▶ _Set problem_:
Retype the lines starting at the one containing "bridge-aerial-photo[interactable] <box>227 267" and ending at the one containing "tweet-text: Gdyby ktoś", both included, with no changes.

▶ _Material provided_:
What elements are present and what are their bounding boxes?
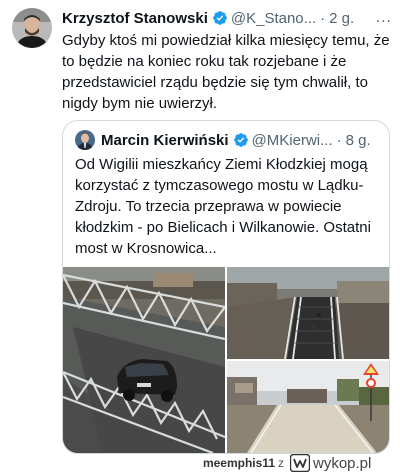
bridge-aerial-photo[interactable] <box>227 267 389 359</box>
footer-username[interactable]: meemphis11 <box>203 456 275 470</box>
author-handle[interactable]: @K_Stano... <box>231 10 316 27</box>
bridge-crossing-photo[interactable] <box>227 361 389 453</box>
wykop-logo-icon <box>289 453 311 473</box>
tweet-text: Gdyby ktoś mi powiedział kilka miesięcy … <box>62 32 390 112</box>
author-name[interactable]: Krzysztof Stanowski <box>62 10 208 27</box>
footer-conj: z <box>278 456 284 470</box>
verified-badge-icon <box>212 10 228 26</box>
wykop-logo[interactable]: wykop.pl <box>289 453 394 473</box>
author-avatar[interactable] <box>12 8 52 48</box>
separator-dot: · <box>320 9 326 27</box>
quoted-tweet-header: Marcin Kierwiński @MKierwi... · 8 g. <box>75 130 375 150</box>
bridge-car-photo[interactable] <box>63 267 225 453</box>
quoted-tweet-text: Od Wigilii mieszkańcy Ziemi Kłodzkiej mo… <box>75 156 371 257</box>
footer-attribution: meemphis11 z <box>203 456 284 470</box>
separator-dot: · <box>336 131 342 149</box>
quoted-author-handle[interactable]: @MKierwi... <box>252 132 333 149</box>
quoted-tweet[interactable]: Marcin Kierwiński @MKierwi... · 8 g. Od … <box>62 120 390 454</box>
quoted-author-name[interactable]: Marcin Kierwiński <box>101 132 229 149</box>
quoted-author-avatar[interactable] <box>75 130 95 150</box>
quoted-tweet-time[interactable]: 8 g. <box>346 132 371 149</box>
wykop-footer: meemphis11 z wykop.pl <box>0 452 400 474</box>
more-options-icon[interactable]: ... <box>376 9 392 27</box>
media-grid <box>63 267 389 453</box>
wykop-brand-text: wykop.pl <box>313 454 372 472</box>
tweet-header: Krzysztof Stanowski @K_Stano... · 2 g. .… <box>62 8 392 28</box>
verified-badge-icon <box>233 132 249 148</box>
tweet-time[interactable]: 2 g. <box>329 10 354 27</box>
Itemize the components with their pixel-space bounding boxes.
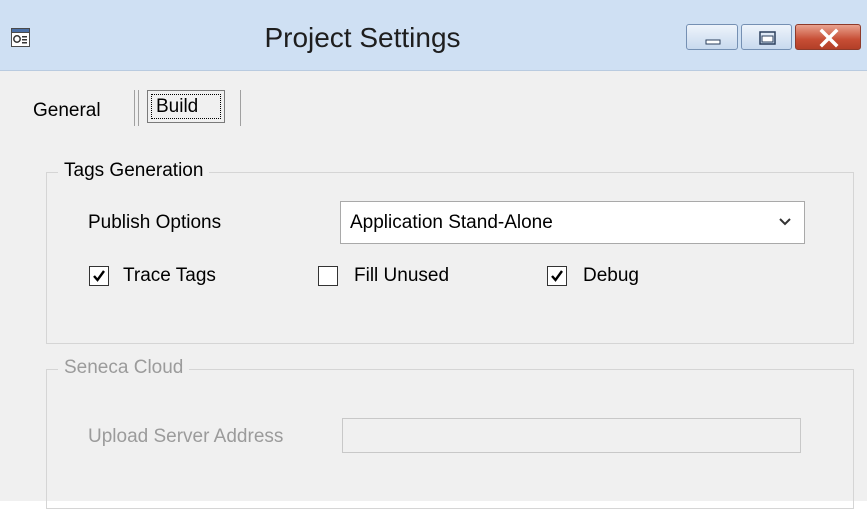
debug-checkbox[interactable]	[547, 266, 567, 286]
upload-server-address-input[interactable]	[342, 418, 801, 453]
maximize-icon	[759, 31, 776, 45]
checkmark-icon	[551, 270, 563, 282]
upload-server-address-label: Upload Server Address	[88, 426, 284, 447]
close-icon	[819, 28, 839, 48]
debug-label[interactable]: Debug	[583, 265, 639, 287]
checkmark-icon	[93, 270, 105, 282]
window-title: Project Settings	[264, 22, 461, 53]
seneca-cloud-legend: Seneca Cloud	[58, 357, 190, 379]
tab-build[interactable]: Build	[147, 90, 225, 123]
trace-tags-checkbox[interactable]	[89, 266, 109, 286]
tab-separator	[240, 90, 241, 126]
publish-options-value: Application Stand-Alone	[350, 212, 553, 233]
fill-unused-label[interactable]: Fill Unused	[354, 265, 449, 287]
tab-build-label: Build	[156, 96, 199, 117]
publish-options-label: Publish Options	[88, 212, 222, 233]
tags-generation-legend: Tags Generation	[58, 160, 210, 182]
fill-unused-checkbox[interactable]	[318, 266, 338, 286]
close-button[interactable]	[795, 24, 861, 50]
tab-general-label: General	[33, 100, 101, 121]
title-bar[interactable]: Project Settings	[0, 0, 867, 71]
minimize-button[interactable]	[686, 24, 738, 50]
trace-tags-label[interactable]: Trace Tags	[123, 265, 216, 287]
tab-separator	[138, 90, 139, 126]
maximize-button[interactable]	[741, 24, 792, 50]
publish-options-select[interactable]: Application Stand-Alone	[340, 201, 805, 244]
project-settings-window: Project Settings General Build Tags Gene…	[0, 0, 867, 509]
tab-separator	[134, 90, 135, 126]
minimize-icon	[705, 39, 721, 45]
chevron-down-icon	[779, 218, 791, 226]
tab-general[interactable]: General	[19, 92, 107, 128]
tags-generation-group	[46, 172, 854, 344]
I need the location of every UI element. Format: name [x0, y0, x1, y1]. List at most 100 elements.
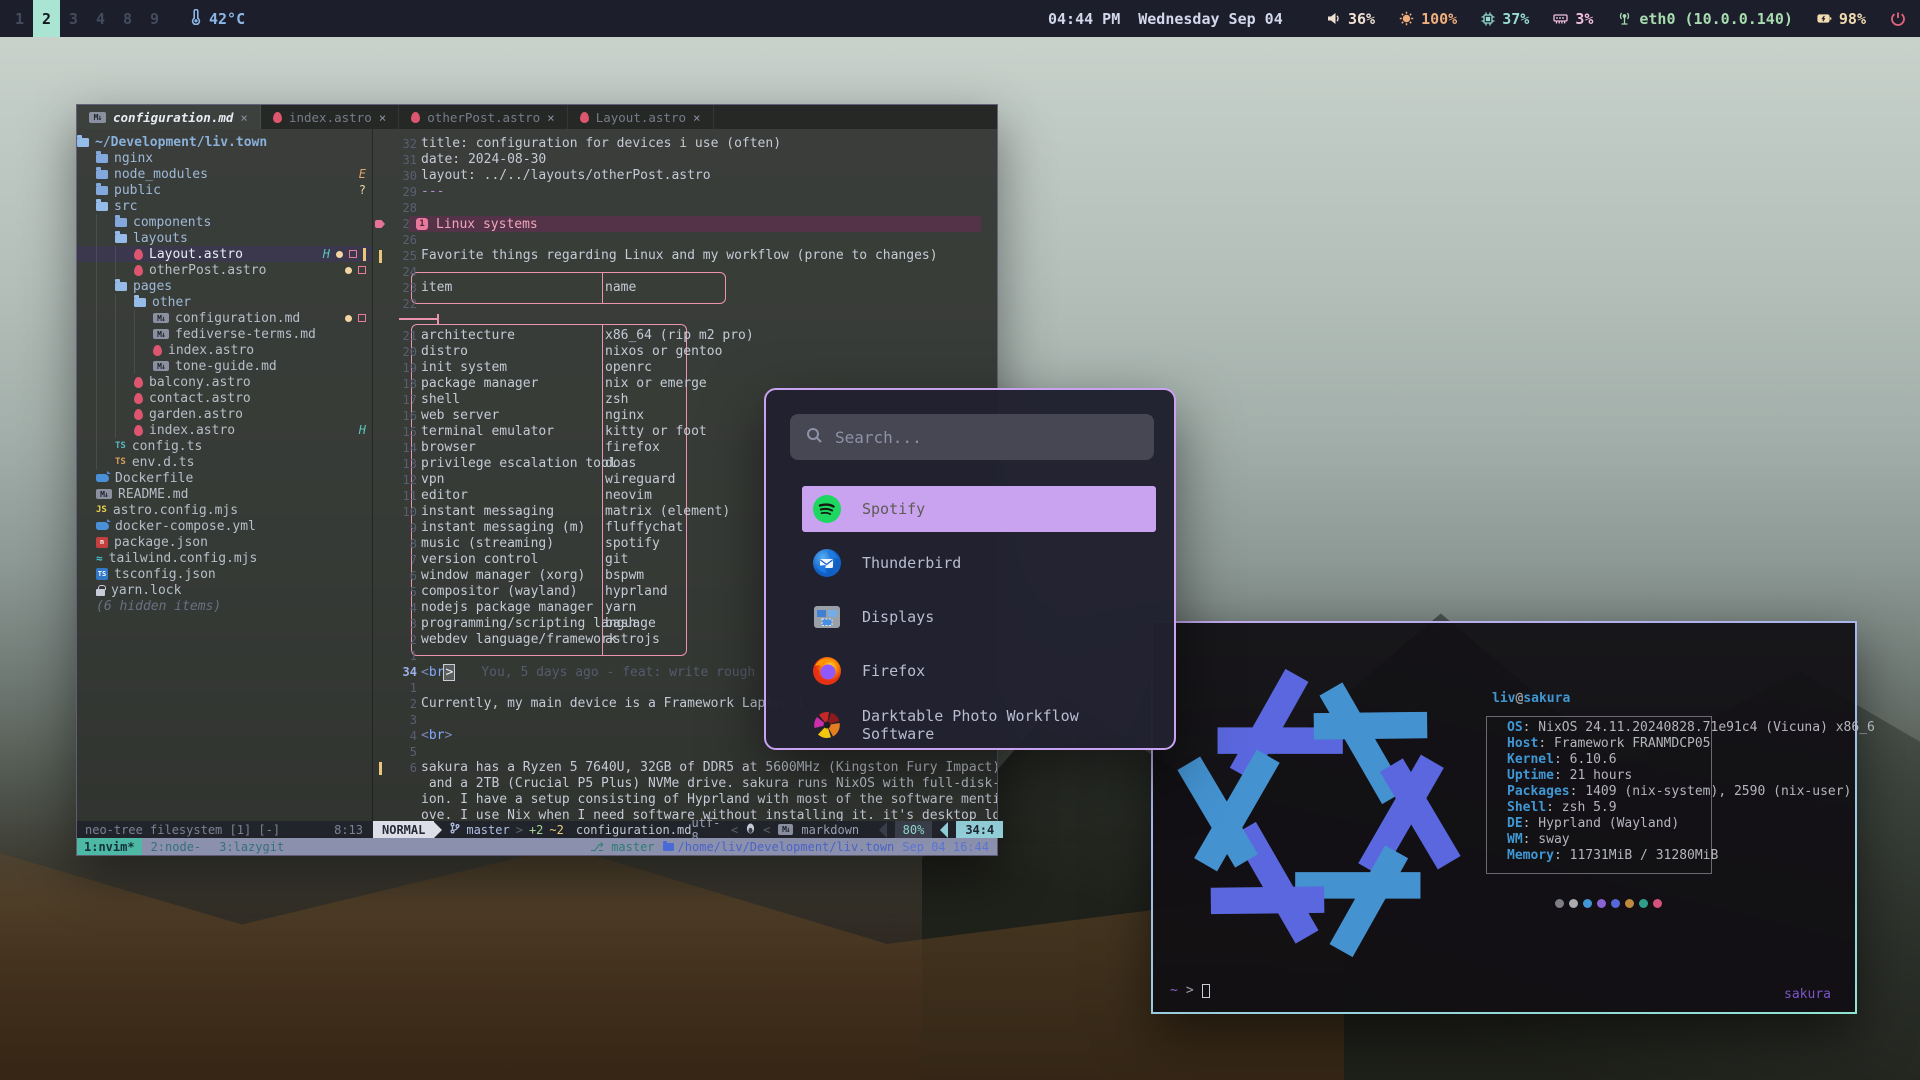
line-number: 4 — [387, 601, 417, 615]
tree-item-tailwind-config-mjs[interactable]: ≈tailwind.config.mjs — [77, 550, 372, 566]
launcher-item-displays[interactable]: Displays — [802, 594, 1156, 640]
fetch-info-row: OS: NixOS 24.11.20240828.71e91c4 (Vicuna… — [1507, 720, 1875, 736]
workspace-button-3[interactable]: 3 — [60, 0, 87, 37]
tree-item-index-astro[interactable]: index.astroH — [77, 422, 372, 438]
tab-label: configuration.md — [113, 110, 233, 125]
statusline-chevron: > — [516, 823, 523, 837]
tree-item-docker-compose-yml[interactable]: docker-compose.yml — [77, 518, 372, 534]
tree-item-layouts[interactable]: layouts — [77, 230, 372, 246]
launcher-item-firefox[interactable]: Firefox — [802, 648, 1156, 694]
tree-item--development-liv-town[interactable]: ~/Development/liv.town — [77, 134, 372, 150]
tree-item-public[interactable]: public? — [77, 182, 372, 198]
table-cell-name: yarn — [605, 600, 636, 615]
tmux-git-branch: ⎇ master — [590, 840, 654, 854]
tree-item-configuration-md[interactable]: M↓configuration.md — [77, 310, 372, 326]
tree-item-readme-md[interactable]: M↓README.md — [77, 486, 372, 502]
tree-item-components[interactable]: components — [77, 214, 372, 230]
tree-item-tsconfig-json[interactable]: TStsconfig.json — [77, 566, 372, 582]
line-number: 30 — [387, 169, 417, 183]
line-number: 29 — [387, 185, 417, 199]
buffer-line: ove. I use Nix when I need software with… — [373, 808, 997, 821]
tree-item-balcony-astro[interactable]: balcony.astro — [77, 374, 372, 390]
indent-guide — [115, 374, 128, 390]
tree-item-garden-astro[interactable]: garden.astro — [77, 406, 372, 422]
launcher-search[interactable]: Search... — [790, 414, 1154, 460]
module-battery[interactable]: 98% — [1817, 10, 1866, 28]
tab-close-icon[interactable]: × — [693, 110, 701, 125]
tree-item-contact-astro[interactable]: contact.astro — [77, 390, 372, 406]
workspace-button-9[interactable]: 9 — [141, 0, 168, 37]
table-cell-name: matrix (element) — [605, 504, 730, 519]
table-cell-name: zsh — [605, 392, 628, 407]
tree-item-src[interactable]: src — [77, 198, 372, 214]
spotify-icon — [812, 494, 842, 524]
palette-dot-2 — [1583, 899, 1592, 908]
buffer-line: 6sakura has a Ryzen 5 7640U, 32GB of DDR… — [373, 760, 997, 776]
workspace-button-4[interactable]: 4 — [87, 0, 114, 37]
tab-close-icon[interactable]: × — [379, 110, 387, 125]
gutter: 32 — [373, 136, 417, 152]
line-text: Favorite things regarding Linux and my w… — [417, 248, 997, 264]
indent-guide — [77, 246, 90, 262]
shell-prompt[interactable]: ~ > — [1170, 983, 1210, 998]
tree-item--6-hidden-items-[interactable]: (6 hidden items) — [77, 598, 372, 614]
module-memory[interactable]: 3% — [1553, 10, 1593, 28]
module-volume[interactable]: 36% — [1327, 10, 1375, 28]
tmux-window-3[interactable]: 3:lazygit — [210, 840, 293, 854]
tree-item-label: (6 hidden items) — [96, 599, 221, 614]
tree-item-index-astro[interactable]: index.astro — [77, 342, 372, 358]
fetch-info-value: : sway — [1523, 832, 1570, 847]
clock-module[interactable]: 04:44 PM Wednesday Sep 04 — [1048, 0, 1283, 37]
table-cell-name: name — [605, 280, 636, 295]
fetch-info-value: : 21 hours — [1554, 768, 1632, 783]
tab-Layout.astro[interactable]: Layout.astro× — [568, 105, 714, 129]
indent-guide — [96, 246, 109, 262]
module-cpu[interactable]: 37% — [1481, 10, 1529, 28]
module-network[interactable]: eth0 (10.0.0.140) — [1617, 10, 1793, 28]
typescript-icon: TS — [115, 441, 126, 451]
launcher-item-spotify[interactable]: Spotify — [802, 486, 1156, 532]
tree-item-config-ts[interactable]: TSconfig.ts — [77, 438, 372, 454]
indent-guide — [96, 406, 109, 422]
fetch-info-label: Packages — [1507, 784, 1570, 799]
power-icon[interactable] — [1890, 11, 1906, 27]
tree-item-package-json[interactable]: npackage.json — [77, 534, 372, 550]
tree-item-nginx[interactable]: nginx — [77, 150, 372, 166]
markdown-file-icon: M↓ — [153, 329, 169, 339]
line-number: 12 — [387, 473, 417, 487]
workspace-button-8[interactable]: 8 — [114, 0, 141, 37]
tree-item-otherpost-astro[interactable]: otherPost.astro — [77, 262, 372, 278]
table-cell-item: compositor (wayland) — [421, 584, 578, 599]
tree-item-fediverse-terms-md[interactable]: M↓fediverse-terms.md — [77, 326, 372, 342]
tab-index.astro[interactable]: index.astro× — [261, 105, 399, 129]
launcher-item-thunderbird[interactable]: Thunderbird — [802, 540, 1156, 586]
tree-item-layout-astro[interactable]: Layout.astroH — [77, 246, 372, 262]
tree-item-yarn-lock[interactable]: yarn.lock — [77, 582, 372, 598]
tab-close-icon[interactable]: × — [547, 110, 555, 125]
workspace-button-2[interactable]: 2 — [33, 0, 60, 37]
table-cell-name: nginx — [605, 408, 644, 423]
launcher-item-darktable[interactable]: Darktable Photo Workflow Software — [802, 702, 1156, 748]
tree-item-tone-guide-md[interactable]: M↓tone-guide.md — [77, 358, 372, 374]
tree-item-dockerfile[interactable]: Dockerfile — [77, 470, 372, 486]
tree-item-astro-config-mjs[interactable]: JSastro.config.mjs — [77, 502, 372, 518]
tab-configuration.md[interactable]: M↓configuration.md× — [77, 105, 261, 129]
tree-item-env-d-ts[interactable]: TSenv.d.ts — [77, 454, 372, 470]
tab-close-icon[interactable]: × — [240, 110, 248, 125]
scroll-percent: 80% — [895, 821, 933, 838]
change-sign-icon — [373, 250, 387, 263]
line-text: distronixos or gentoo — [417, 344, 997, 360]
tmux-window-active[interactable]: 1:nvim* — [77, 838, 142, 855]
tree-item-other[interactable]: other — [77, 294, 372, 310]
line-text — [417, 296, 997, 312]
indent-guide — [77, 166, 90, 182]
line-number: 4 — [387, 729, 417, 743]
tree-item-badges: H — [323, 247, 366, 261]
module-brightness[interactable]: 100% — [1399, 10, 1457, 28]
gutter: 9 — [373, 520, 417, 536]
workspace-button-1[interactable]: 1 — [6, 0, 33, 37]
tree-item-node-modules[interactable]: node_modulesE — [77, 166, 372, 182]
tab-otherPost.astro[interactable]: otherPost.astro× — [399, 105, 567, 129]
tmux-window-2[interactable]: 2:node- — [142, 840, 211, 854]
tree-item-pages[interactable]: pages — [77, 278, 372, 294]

▶ _Exercise output_:
bridge-aerial-photo[interactable] <box>227 267 389 359</box>
footer-username[interactable]: meemphis11 <box>203 456 275 470</box>
author-handle[interactable]: @K_Stano... <box>231 10 316 27</box>
bridge-crossing-photo[interactable] <box>227 361 389 453</box>
wykop-logo-icon <box>289 453 311 473</box>
tweet-text: Gdyby ktoś mi powiedział kilka miesięcy … <box>62 32 390 112</box>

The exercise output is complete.